Figure record extracts:
* begin *
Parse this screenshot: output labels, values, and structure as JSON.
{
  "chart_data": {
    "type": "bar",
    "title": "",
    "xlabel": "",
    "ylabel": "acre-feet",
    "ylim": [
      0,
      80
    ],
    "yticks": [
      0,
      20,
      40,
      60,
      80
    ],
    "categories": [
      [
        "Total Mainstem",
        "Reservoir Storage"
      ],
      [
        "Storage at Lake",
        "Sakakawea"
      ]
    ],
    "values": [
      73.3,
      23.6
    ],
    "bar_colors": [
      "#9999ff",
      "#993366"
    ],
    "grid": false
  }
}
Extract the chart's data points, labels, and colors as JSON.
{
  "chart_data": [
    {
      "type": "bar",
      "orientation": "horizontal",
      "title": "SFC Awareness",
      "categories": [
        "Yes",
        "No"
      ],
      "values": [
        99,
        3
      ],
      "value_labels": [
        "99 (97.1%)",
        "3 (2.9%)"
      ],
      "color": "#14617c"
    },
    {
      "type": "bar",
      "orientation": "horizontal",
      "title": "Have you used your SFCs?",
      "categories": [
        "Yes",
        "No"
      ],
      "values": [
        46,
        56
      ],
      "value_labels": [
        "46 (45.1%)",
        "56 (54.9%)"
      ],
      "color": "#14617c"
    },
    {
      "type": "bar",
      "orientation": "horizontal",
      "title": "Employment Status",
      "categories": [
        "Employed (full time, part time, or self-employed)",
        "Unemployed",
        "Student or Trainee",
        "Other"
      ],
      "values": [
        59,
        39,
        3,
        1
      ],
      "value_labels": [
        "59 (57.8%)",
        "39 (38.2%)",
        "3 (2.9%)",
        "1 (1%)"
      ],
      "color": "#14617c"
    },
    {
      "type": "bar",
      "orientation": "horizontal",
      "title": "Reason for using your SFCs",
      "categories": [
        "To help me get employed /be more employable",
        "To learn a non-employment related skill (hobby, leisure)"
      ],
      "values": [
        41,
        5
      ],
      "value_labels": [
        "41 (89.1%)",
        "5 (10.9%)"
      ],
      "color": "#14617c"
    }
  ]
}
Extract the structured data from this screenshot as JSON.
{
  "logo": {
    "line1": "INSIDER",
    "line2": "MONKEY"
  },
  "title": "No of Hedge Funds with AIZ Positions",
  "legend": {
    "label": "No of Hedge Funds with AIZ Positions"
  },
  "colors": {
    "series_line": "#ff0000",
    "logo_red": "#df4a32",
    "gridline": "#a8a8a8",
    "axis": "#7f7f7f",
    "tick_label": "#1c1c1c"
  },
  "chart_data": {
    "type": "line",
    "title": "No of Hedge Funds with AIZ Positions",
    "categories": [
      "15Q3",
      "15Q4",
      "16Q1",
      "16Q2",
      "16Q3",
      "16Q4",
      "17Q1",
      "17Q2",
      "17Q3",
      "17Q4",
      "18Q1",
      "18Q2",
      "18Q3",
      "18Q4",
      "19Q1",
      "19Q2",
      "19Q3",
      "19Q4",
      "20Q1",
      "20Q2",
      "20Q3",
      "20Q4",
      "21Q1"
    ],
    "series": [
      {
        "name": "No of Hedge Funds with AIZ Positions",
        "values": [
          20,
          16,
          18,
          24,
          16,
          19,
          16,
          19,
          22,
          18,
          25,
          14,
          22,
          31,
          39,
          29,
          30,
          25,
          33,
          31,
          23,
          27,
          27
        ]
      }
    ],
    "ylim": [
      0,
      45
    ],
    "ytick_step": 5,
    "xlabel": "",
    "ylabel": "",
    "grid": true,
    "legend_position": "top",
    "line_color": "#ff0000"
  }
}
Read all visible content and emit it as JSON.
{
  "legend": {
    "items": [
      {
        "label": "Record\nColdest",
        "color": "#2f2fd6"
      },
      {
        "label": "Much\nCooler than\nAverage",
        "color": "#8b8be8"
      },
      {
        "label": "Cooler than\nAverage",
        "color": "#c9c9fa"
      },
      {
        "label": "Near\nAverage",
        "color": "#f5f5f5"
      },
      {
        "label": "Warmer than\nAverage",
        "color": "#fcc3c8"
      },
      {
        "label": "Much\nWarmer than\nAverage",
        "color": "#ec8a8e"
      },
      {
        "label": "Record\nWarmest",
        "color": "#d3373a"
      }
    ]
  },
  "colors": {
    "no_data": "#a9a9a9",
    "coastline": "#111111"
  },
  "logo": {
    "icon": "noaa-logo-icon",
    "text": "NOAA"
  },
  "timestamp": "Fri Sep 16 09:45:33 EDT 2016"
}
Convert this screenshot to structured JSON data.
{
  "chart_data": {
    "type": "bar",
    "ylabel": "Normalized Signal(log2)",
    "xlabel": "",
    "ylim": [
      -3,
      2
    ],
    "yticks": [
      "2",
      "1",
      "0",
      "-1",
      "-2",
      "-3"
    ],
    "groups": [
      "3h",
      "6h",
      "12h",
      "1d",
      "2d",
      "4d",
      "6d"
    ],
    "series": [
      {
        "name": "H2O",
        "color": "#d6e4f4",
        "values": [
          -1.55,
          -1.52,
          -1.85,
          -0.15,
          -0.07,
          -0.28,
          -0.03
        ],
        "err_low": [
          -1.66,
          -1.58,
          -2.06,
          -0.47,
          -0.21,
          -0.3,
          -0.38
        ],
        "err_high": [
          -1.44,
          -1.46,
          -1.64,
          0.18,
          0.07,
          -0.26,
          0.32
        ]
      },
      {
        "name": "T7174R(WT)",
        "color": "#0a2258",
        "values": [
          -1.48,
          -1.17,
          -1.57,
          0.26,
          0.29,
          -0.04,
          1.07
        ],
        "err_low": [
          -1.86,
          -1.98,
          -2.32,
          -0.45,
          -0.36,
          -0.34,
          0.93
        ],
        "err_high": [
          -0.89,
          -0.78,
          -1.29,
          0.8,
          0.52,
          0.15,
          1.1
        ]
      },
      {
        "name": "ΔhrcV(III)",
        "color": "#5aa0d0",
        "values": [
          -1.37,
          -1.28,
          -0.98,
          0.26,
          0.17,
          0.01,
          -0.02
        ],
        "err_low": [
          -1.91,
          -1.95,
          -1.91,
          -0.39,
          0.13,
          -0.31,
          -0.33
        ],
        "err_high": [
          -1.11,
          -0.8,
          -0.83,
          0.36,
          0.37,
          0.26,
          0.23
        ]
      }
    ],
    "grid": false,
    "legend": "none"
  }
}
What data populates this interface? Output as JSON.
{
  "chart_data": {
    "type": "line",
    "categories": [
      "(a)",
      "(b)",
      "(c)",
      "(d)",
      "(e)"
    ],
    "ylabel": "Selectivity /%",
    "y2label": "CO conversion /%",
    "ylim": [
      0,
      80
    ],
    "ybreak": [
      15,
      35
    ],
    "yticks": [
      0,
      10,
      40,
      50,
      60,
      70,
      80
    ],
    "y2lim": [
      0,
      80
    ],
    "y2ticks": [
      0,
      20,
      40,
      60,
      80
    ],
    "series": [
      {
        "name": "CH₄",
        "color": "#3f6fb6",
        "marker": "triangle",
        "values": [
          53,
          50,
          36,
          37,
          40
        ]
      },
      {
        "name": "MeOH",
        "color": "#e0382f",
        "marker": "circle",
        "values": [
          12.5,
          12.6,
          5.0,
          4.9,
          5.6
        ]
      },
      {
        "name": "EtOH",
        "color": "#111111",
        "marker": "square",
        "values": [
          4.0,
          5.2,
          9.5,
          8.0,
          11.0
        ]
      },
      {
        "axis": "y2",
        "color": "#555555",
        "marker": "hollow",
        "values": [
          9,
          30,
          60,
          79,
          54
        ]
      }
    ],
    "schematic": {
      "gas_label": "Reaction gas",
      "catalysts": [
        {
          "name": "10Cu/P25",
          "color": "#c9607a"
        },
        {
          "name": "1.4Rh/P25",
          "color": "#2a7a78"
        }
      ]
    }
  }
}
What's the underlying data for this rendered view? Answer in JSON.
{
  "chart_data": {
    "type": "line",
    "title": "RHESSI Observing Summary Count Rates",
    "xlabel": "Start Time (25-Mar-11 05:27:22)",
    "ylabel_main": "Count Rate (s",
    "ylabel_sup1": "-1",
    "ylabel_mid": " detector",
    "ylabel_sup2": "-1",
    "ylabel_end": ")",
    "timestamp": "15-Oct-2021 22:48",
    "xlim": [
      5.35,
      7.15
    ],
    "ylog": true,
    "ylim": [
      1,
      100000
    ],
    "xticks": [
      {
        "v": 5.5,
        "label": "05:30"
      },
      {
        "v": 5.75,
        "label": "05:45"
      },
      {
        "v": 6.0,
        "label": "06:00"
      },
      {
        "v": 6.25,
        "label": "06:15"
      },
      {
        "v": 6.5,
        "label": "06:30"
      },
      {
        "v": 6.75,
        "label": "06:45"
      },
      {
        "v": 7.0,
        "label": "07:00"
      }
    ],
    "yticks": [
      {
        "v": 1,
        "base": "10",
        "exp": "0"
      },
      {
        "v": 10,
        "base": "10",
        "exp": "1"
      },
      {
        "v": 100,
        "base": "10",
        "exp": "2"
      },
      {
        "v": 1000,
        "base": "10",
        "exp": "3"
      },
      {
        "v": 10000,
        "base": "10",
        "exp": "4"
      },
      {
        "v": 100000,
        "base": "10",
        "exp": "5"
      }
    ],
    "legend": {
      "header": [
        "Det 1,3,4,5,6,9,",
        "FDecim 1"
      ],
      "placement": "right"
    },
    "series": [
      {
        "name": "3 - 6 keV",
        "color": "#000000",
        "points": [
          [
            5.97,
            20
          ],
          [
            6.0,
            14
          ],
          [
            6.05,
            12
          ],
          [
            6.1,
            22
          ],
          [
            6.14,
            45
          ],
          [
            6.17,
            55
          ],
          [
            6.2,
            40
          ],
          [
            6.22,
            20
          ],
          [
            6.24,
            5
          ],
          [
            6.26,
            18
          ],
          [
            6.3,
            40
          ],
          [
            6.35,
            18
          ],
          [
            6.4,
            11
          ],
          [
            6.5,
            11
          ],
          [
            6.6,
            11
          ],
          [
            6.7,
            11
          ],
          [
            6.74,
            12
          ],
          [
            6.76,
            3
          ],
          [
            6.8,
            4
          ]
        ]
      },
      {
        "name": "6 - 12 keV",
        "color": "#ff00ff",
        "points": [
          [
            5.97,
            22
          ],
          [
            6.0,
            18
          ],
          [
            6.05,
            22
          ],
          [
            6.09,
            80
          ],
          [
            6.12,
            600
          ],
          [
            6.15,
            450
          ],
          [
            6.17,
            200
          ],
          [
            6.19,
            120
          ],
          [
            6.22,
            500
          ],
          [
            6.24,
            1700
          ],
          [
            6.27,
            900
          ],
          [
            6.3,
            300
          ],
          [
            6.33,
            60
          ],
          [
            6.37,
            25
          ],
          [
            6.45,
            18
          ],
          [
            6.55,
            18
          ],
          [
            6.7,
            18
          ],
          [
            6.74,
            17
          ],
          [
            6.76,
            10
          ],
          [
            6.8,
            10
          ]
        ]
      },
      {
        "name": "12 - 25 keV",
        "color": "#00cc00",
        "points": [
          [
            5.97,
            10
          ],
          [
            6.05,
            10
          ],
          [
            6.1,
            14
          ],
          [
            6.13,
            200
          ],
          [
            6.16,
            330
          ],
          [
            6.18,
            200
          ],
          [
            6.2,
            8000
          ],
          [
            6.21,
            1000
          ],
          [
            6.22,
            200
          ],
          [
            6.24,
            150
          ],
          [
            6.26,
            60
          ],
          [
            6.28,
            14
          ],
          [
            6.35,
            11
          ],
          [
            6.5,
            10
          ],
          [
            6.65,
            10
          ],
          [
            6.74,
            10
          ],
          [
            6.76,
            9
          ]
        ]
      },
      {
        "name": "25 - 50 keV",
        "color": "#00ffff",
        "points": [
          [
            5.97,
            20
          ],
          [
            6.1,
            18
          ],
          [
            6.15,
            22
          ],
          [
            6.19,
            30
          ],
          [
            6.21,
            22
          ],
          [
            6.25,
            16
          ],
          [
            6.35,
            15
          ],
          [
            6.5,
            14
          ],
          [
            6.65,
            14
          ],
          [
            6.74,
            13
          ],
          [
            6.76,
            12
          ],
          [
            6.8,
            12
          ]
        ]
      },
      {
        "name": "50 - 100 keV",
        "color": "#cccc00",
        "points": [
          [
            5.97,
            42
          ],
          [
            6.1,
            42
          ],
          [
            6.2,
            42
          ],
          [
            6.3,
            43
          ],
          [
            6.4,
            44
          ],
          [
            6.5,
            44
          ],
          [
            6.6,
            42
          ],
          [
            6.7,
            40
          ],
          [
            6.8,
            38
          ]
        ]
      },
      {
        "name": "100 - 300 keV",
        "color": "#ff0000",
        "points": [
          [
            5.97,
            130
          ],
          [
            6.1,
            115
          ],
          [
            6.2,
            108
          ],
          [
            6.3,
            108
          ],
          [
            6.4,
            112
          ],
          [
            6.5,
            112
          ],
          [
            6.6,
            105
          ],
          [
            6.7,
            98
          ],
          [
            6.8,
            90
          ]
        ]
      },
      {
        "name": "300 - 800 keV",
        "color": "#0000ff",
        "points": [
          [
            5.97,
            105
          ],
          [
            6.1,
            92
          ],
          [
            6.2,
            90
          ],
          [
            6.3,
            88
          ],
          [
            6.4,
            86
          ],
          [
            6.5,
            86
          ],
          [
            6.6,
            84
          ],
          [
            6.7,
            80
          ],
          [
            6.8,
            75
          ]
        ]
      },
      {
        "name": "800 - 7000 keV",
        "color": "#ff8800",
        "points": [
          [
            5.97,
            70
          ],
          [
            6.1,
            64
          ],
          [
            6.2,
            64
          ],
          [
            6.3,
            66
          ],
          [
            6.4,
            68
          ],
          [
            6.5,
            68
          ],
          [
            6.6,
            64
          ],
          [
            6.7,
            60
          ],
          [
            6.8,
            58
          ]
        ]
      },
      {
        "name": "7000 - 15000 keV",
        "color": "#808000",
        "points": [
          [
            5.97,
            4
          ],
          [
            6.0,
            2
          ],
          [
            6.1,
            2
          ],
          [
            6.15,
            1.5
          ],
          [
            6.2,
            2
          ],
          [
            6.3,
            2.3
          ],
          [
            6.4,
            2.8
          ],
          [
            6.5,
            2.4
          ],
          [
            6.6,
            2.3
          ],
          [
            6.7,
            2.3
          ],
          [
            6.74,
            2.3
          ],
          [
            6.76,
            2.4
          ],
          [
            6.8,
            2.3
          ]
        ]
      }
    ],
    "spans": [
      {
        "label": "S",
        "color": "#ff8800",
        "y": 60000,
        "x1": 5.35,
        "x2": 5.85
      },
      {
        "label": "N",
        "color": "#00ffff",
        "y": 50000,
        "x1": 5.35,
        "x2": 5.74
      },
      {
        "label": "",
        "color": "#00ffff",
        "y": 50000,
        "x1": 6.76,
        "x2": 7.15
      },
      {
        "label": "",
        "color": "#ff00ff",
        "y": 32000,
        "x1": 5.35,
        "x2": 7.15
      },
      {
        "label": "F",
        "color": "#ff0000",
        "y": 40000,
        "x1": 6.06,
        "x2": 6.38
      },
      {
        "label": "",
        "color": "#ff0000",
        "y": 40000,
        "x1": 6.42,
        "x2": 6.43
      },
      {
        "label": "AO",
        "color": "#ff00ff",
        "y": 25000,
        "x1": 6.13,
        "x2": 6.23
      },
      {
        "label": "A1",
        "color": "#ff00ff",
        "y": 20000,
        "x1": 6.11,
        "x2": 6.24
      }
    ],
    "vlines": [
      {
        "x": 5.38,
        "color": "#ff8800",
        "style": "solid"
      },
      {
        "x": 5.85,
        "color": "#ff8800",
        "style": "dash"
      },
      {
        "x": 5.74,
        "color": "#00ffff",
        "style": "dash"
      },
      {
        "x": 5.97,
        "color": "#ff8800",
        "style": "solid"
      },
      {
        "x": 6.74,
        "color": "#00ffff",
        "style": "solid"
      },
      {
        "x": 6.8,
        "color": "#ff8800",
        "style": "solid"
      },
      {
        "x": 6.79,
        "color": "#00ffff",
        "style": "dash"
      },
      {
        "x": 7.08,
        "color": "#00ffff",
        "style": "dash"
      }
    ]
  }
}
* end *
Return each line of the listing that holds the string "Much".

        "label": "Much\nCooler than\nAverage",
        "label": "Much\nWarmer than\nAverage",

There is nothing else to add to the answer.